__AIM__:
Rewrite the stretch from the line containing "233, 228, 251]" through the line containing "139, 414, 163]", switching "Docker" to "Container" and leaving everything else as it stands.

__MATERIAL SHOWN__:
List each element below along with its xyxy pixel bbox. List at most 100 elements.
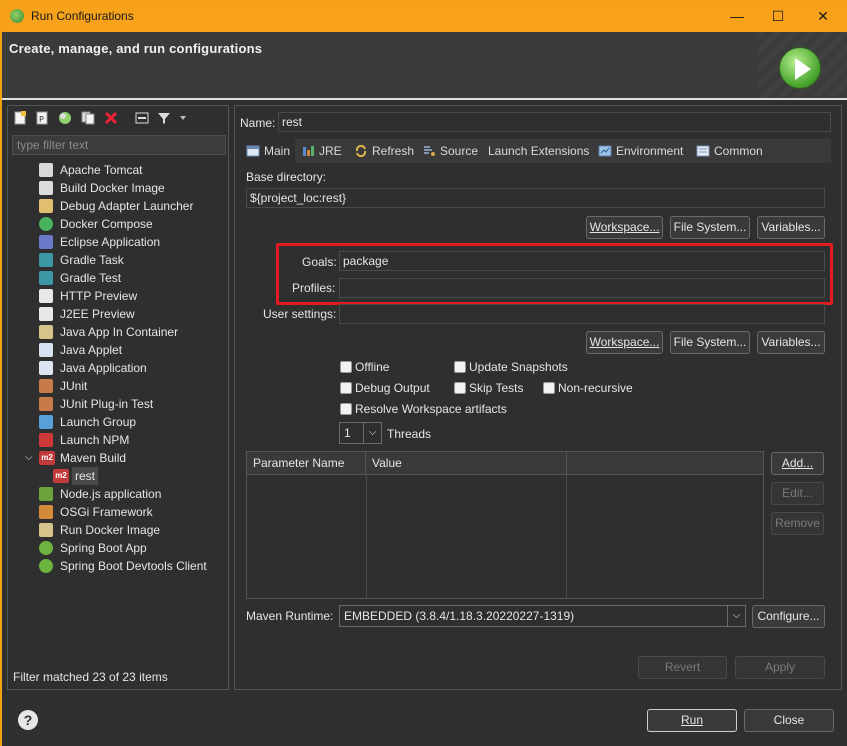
tree-item[interactable]: Eclipse Application	[9, 233, 228, 251]
run-button[interactable]: Run	[647, 709, 737, 732]
tab-environment-label: Environment	[616, 144, 684, 158]
tab-common[interactable]: Common	[696, 139, 763, 163]
tree-item[interactable]: Run Docker Image	[9, 521, 228, 539]
resolve-workspace-checkbox[interactable]	[340, 403, 352, 415]
name-label: Name:	[240, 116, 276, 130]
threads-label: Threads	[387, 427, 432, 441]
tab-refresh[interactable]: Refresh	[354, 139, 414, 163]
workspace-button[interactable]: Workspace...	[586, 216, 663, 239]
tree-item[interactable]: Gradle Test	[9, 269, 228, 287]
eclipse-icon	[39, 235, 53, 249]
configuration-tree: Apache Tomcat Build Docker Image Debug Ada…	[9, 159, 228, 665]
parameters-table[interactable]: Parameter Name Value	[246, 451, 764, 599]
tree-item-label: Java Application	[60, 361, 147, 375]
tomcat-icon	[39, 163, 53, 177]
remove-parameter-button[interactable]: Remove	[771, 512, 824, 535]
apply-button-label: Apply	[764, 660, 796, 674]
threads-select[interactable]: 1 ⌵	[339, 422, 382, 444]
variables-button-label: Variables...	[761, 220, 821, 234]
tree-item[interactable]: Apache Tomcat	[9, 161, 228, 179]
offline-checkbox[interactable]	[340, 361, 352, 373]
tree-item[interactable]: JUnit Plug-in Test	[9, 395, 228, 413]
tab-source[interactable]: Source	[422, 139, 478, 163]
close-window-button[interactable]: ✕	[801, 1, 845, 32]
tree-item-label: Launch NPM	[60, 433, 130, 447]
apply-button[interactable]: Apply	[735, 656, 825, 679]
new-prototype-icon[interactable]: P	[35, 111, 49, 125]
maximize-button[interactable]: ☐	[756, 1, 800, 32]
name-input[interactable]: rest	[278, 112, 831, 132]
workspace-button-2[interactable]: Workspace...	[586, 331, 663, 354]
filter-input[interactable]: type filter text	[12, 135, 226, 155]
tree-item[interactable]: Java App In Container	[9, 323, 228, 341]
export-config-icon[interactable]	[58, 111, 72, 125]
remove-parameter-label: Remove	[775, 516, 820, 530]
junit-plugin-icon	[39, 397, 53, 411]
filter-menu-chevron-icon[interactable]	[178, 111, 188, 125]
file-system-button[interactable]: File System...	[670, 216, 750, 239]
tree-item-label: Launch Group	[60, 415, 137, 429]
collapse-all-icon[interactable]	[135, 111, 149, 125]
tree-item[interactable]: HTTP Preview	[9, 287, 228, 305]
edit-parameter-button[interactable]: Edit...	[771, 482, 824, 505]
debug-output-checkbox[interactable]	[340, 382, 352, 394]
jre-tab-icon	[303, 146, 314, 156]
expand-chevron-icon[interactable]: ⌵	[25, 449, 33, 467]
revert-button[interactable]: Revert	[638, 656, 727, 679]
tree-item[interactable]: Java Application	[9, 359, 228, 377]
duplicate-config-icon[interactable]	[81, 111, 95, 125]
tree-item-label: Apache Tomcat	[60, 163, 143, 177]
tab-launch-extensions[interactable]: Launch Extensions	[488, 139, 589, 163]
non-recursive-label: Non-recursive	[558, 381, 633, 395]
base-directory-label: Base directory:	[246, 170, 327, 184]
tree-item-label: HTTP Preview	[60, 289, 138, 303]
filter-icon[interactable]	[157, 111, 171, 125]
java-app-icon	[39, 361, 53, 375]
file-system-button-2-label: File System...	[673, 335, 747, 349]
tree-item[interactable]: OSGi Framework	[9, 503, 228, 521]
maven-runtime-select[interactable]: EMBEDDED (3.8.4/1.18.3.20220227-1319) ⌵	[339, 605, 746, 627]
j2ee-icon	[39, 307, 53, 321]
offline-label: Offline	[355, 360, 390, 374]
run-large-icon	[779, 47, 821, 89]
non-recursive-checkbox[interactable]	[543, 382, 555, 394]
tree-item-child[interactable]: m2 rest	[9, 467, 228, 485]
tab-environment[interactable]: Environment	[598, 139, 683, 163]
new-config-icon[interactable]	[13, 111, 27, 125]
tree-item[interactable]: Launch Group	[9, 413, 228, 431]
update-snapshots-checkbox[interactable]	[454, 361, 466, 373]
configuration-list-panel: P type filter text Apache Tomcat Build Do…	[7, 105, 229, 690]
minimize-button[interactable]: —	[715, 1, 759, 32]
configure-button[interactable]: Configure...	[752, 605, 825, 628]
tab-jre[interactable]: JRE	[301, 139, 342, 163]
file-system-button-2[interactable]: File System...	[670, 331, 750, 354]
tab-main[interactable]: Main	[241, 139, 295, 163]
variables-button-2[interactable]: Variables...	[757, 331, 825, 354]
tree-item[interactable]: Launch NPM	[9, 431, 228, 449]
tree-item[interactable]: Gradle Task	[9, 251, 228, 269]
skip-tests-checkbox[interactable]	[454, 382, 466, 394]
tree-item[interactable]: J2EE Preview	[9, 305, 228, 323]
parameter-name-header[interactable]: Parameter Name	[247, 452, 366, 475]
variables-button[interactable]: Variables...	[757, 216, 825, 239]
value-header[interactable]: Value	[366, 452, 567, 475]
base-directory-input[interactable]: ${project_loc:rest}	[246, 188, 825, 208]
tree-item[interactable]: Docker Compose	[9, 215, 228, 233]
tree-item[interactable]: Java Applet	[9, 341, 228, 359]
tree-item[interactable]: Build Docker Image	[9, 179, 228, 197]
goals-input[interactable]: package	[339, 251, 825, 271]
tree-item[interactable]: Spring Boot App	[9, 539, 228, 557]
tree-item-label: Run Docker Image	[60, 523, 161, 537]
tree-item[interactable]: Spring Boot Devtools Client	[9, 557, 228, 575]
help-icon[interactable]: ?	[18, 710, 38, 730]
tree-item[interactable]: JUnit	[9, 377, 228, 395]
add-parameter-button[interactable]: Add...	[771, 452, 824, 475]
user-settings-input[interactable]	[339, 304, 825, 324]
tree-item[interactable]: Debug Adapter Launcher	[9, 197, 228, 215]
tree-item[interactable]: ⌵ m2 Maven Build	[9, 449, 228, 467]
delete-config-icon[interactable]	[104, 111, 118, 125]
profiles-input[interactable]	[339, 278, 825, 298]
spring-boot-icon	[39, 541, 53, 555]
close-button[interactable]: Close	[744, 709, 834, 732]
tree-item[interactable]: Node.js application	[9, 485, 228, 503]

__FULL RESPONSE__:
tree-item[interactable]: Eclipse Application	[9, 233, 228, 251]
run-button[interactable]: Run	[647, 709, 737, 732]
tab-environment-label: Environment	[616, 144, 684, 158]
tab-common[interactable]: Common	[696, 139, 763, 163]
tree-item[interactable]: Run Container Image	[9, 521, 228, 539]
resolve-workspace-checkbox[interactable]	[340, 403, 352, 415]
name-label: Name:	[240, 116, 276, 130]
threads-label: Threads	[387, 427, 432, 441]
tab-refresh[interactable]: Refresh	[354, 139, 414, 163]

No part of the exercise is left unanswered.